> What is needed: Within the records below, find each line that holds the string "AMERICA", then copy it.

☆ ☆ ☆ ☆ ☆ ☆ ☆

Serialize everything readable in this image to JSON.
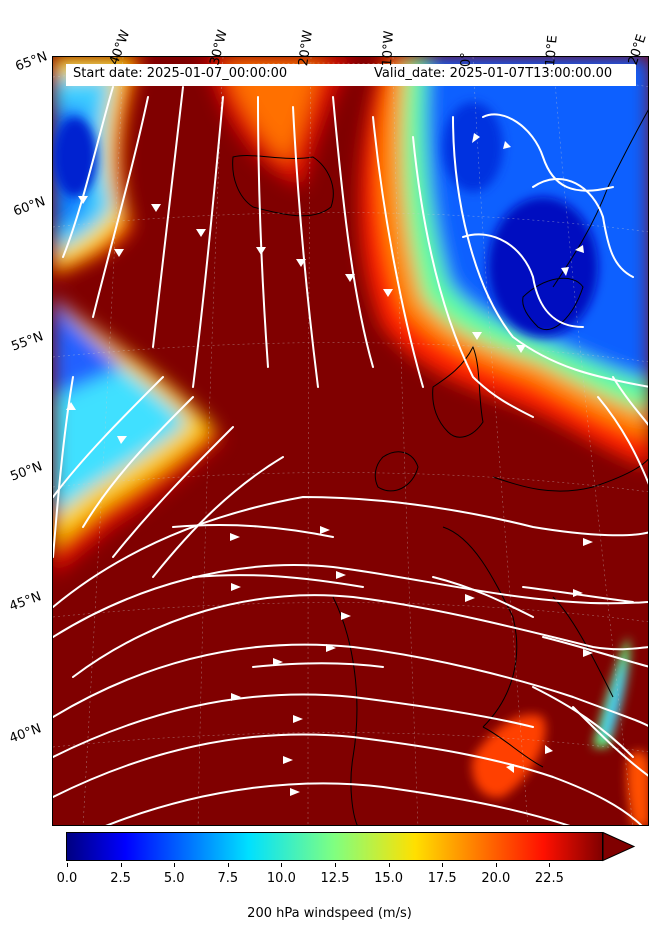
{
  "header": {
    "start_date": "Start date: 2025-01-07_00:00:00",
    "valid_date": "Valid_date: 2025-01-07T13:00:00.00"
  },
  "axes": {
    "lon_labels": [
      "40°W",
      "30°W",
      "20°W",
      "10°W",
      "0°",
      "10°E",
      "20°E"
    ],
    "lat_labels": [
      "65°N",
      "60°N",
      "55°N",
      "50°N",
      "45°N",
      "40°N"
    ]
  },
  "colorbar": {
    "ticks": [
      "0.0",
      "2.5",
      "5.0",
      "7.5",
      "10.0",
      "12.5",
      "15.0",
      "17.5",
      "20.0",
      "22.5"
    ],
    "label": "200 hPa windspeed (m/s)",
    "min": 0,
    "max": 25,
    "extend": "max",
    "colormap": "jet"
  },
  "colors": {
    "background_max": "#800000",
    "streamline": "#ffffff",
    "coastline": "#000000"
  }
}
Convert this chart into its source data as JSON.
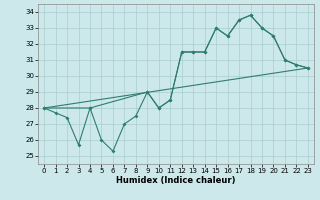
{
  "title": "",
  "xlabel": "Humidex (Indice chaleur)",
  "ylabel": "",
  "xlim": [
    -0.5,
    23.5
  ],
  "ylim": [
    24.5,
    34.5
  ],
  "yticks": [
    25,
    26,
    27,
    28,
    29,
    30,
    31,
    32,
    33,
    34
  ],
  "xticks": [
    0,
    1,
    2,
    3,
    4,
    5,
    6,
    7,
    8,
    9,
    10,
    11,
    12,
    13,
    14,
    15,
    16,
    17,
    18,
    19,
    20,
    21,
    22,
    23
  ],
  "bg_color": "#cce8ea",
  "line_color": "#2e7d6e",
  "grid_color": "#aacdd0",
  "series1": {
    "x": [
      0,
      1,
      2,
      3,
      4,
      5,
      6,
      7,
      8,
      9,
      10,
      11,
      12,
      13,
      14,
      15,
      16,
      17,
      18,
      19,
      20,
      21,
      22,
      23
    ],
    "y": [
      28,
      27.7,
      27.4,
      25.7,
      28,
      26,
      25.3,
      27,
      27.5,
      29,
      28,
      28.5,
      31.5,
      31.5,
      31.5,
      33,
      32.5,
      33.5,
      33.8,
      33,
      32.5,
      31,
      30.7,
      30.5
    ]
  },
  "series2": {
    "x": [
      0,
      4,
      9,
      10,
      11,
      12,
      13,
      14,
      15,
      16,
      17,
      18,
      19,
      20,
      21,
      22,
      23
    ],
    "y": [
      28,
      28,
      29,
      28,
      28.5,
      31.5,
      31.5,
      31.5,
      33,
      32.5,
      33.5,
      33.8,
      33,
      32.5,
      31,
      30.7,
      30.5
    ]
  },
  "series3": {
    "x": [
      0,
      23
    ],
    "y": [
      28,
      30.5
    ]
  }
}
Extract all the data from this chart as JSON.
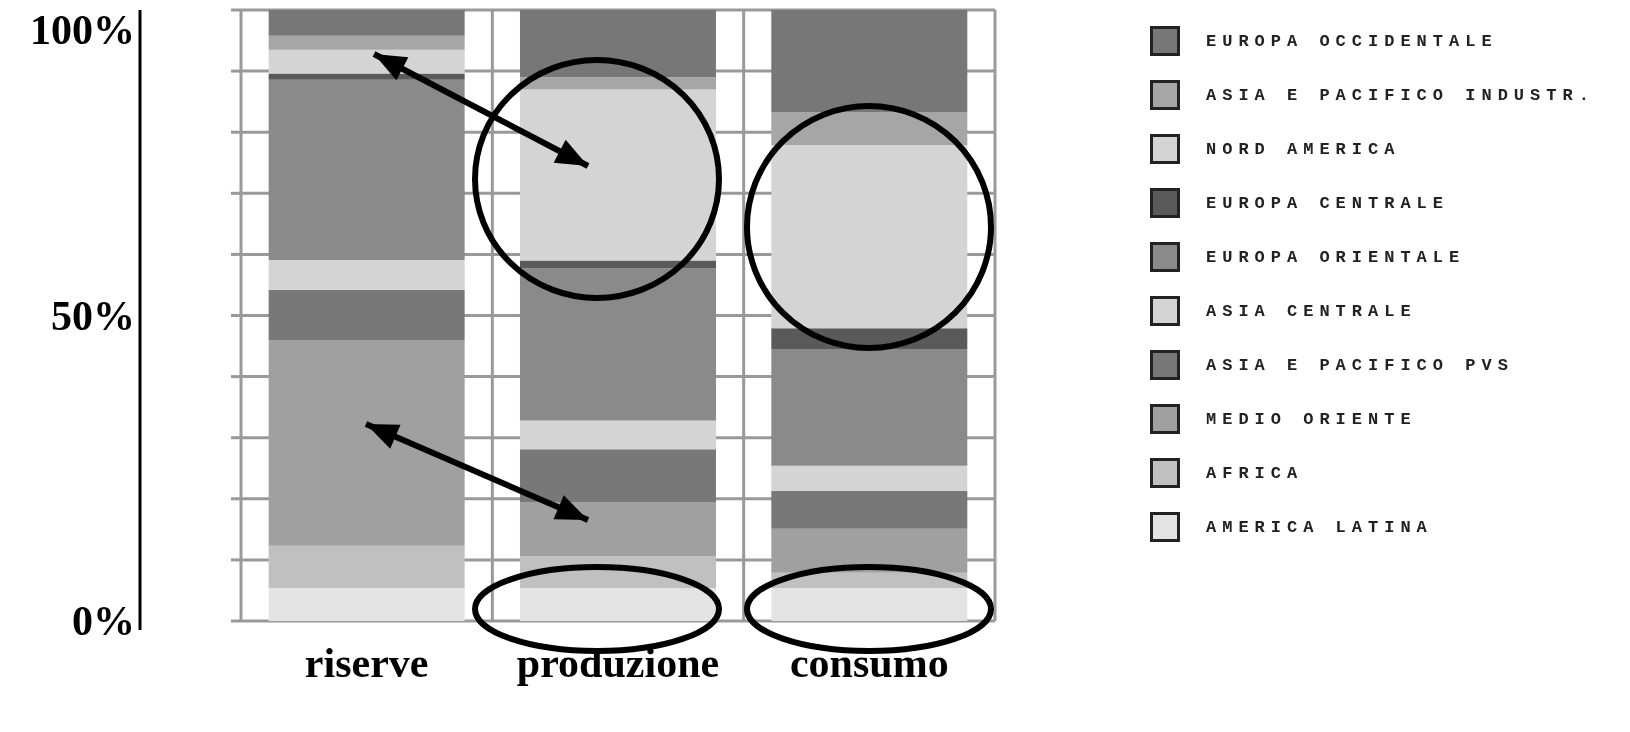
{
  "chart_data": {
    "type": "bar",
    "stacked": true,
    "categories": [
      "riserve",
      "produzione",
      "consumo"
    ],
    "series": [
      {
        "name": "AMERICA LATINA",
        "color": "#e3e3e3",
        "values": [
          5.4,
          5.4,
          5.4
        ]
      },
      {
        "name": "AFRICA",
        "color": "#c0c0c0",
        "values": [
          6.9,
          5.2,
          2.5
        ]
      },
      {
        "name": "MEDIO ORIENTE",
        "color": "#a0a0a0",
        "values": [
          33.7,
          8.8,
          7.2
        ]
      },
      {
        "name": "ASIA E PACIFICO PVS",
        "color": "#787878",
        "values": [
          8.2,
          8.7,
          6.2
        ]
      },
      {
        "name": "ASIA CENTRALE",
        "color": "#d4d4d4",
        "values": [
          4.9,
          4.7,
          4.1
        ]
      },
      {
        "name": "EUROPA ORIENTALE",
        "color": "#8a8a8a",
        "values": [
          29.5,
          24.9,
          19.1
        ]
      },
      {
        "name": "EUROPA CENTRALE",
        "color": "#5a5a5a",
        "values": [
          1,
          1.3,
          3.4
        ]
      },
      {
        "name": "NORD AMERICA",
        "color": "#d4d4d4",
        "values": [
          3.9,
          28,
          30
        ]
      },
      {
        "name": "ASIA E PACIFICO INDUSTR.",
        "color": "#a6a6a6",
        "values": [
          2.3,
          2,
          5.4
        ]
      },
      {
        "name": "EUROPA OCCIDENTALE",
        "color": "#777777",
        "values": [
          4.3,
          11,
          16.7
        ]
      }
    ],
    "ylim": [
      0,
      100
    ],
    "yticks": [
      {
        "value": 0,
        "label": "0%"
      },
      {
        "value": 10,
        "label": null
      },
      {
        "value": 20,
        "label": null
      },
      {
        "value": 30,
        "label": null
      },
      {
        "value": 40,
        "label": null
      },
      {
        "value": 50,
        "label": "50%"
      },
      {
        "value": 60,
        "label": null
      },
      {
        "value": 70,
        "label": null
      },
      {
        "value": 80,
        "label": null
      },
      {
        "value": 90,
        "label": null
      },
      {
        "value": 100,
        "label": "100%"
      }
    ],
    "grid": true,
    "legend": "right"
  }
}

☆ ☆ ☆ ☆ ☆ ☆ ☆

> Correct output:
        "name": "AMERICA LATINA",
        "name": "NORD AMERICA",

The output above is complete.